Data extracted from a collection:
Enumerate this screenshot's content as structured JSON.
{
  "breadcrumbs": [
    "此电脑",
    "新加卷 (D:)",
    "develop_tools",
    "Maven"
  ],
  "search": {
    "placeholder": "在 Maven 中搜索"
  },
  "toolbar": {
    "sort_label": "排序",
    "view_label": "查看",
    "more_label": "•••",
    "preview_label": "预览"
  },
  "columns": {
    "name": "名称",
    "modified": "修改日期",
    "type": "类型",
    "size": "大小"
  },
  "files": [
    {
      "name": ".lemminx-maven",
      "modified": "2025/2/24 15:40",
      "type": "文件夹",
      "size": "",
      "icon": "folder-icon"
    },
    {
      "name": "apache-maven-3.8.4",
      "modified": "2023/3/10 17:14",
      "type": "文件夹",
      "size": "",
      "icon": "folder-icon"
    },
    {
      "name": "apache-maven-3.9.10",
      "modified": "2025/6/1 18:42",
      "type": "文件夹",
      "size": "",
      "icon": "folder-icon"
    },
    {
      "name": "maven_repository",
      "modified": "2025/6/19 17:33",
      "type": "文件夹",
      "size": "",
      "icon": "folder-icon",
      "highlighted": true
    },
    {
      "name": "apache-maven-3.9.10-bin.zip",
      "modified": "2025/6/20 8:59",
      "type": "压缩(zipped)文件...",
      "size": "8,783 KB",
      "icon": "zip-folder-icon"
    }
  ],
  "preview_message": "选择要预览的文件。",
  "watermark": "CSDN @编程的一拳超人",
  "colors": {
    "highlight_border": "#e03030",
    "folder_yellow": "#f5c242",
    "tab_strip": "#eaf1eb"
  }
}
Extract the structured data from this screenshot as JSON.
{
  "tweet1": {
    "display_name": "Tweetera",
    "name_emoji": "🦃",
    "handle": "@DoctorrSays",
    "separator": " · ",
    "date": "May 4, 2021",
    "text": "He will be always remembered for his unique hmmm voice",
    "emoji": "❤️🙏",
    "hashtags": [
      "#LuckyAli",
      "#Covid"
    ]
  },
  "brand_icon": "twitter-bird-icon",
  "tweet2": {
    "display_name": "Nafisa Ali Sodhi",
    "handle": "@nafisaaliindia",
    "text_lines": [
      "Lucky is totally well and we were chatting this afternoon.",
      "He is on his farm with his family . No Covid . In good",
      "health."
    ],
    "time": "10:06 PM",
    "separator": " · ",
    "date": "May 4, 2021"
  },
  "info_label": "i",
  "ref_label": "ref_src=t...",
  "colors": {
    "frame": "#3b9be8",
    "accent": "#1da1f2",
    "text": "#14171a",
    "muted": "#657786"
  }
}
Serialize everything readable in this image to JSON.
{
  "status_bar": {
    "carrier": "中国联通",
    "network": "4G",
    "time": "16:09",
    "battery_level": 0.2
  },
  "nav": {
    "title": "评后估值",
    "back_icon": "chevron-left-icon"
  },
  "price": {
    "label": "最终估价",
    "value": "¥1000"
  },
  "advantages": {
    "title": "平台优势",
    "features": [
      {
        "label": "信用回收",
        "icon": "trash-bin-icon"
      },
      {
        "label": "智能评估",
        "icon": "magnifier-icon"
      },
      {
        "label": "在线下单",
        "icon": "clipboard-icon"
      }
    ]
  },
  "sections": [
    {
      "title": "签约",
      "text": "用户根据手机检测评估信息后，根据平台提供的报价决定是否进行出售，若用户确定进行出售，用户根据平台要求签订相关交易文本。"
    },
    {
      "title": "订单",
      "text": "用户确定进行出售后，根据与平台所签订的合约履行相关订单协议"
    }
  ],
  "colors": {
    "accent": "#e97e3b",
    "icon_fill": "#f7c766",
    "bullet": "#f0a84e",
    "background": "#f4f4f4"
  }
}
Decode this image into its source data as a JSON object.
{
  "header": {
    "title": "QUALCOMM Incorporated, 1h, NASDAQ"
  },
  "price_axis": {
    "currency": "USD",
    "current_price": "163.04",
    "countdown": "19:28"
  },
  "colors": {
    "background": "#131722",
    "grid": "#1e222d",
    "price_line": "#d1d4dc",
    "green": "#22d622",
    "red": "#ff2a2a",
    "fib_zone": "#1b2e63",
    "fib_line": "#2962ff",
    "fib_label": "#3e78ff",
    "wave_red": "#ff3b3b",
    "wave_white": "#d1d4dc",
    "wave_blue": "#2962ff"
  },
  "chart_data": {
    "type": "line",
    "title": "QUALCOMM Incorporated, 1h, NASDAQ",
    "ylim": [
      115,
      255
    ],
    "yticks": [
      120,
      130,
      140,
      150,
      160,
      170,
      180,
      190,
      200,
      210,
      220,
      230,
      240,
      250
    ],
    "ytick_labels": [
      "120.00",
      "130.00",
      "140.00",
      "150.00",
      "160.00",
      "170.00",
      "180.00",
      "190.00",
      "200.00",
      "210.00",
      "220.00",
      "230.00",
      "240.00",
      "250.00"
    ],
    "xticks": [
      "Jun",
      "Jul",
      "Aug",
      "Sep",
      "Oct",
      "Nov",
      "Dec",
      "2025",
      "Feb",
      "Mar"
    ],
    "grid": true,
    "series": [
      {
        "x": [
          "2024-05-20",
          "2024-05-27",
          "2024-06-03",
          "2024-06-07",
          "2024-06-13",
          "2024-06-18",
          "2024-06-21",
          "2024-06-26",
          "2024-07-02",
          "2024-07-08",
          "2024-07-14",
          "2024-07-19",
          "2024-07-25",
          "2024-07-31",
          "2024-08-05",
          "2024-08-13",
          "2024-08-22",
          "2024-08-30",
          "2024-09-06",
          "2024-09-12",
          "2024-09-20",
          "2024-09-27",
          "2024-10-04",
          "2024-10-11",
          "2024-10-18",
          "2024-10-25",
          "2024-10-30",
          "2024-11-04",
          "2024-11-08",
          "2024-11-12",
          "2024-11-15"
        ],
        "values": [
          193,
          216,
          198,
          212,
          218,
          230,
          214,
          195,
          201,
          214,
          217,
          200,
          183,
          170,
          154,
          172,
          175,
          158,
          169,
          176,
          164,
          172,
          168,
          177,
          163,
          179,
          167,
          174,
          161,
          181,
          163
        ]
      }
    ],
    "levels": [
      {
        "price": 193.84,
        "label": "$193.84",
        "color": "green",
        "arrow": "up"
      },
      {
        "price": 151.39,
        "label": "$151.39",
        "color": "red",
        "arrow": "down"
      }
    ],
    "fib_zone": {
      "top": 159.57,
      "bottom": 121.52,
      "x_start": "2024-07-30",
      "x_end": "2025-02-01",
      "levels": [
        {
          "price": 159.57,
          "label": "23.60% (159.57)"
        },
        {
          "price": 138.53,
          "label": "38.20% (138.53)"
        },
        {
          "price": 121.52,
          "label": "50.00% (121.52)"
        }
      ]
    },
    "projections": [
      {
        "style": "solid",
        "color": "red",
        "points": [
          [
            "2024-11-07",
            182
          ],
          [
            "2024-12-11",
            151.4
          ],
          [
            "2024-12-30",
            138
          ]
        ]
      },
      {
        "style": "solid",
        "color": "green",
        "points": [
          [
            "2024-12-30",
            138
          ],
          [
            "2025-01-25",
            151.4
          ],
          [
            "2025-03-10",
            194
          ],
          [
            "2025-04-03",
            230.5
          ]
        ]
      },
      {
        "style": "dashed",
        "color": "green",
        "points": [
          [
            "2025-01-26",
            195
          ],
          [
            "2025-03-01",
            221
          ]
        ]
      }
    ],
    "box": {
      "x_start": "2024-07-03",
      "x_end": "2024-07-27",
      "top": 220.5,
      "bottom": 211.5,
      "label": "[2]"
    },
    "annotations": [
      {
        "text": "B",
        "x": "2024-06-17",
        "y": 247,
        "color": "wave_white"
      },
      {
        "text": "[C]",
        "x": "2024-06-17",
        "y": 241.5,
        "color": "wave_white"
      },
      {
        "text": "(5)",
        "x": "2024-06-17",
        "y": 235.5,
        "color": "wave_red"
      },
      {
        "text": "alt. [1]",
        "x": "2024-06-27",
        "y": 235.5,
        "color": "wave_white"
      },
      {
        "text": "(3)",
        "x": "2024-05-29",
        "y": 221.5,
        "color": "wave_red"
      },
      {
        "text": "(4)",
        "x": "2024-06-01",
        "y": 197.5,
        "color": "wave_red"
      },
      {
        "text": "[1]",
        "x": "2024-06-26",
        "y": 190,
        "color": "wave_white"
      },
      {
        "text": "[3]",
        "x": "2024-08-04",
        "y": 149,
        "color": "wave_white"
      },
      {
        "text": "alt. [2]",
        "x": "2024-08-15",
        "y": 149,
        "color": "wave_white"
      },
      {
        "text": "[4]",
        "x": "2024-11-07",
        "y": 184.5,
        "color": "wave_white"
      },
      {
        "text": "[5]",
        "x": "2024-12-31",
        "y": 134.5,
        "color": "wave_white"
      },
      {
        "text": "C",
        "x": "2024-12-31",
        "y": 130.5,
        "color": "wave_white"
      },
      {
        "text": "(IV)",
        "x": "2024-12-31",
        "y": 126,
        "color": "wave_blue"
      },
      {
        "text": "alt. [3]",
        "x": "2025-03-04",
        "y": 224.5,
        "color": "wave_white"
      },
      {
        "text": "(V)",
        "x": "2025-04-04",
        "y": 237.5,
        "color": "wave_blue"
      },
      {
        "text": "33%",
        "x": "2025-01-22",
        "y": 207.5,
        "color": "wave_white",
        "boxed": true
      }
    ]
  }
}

- **THE PROBLEM**: For the data above, state how many lines contain "apache"; the number is the whole answer.

- **RESULT FOR THIS EXERCISE**: 3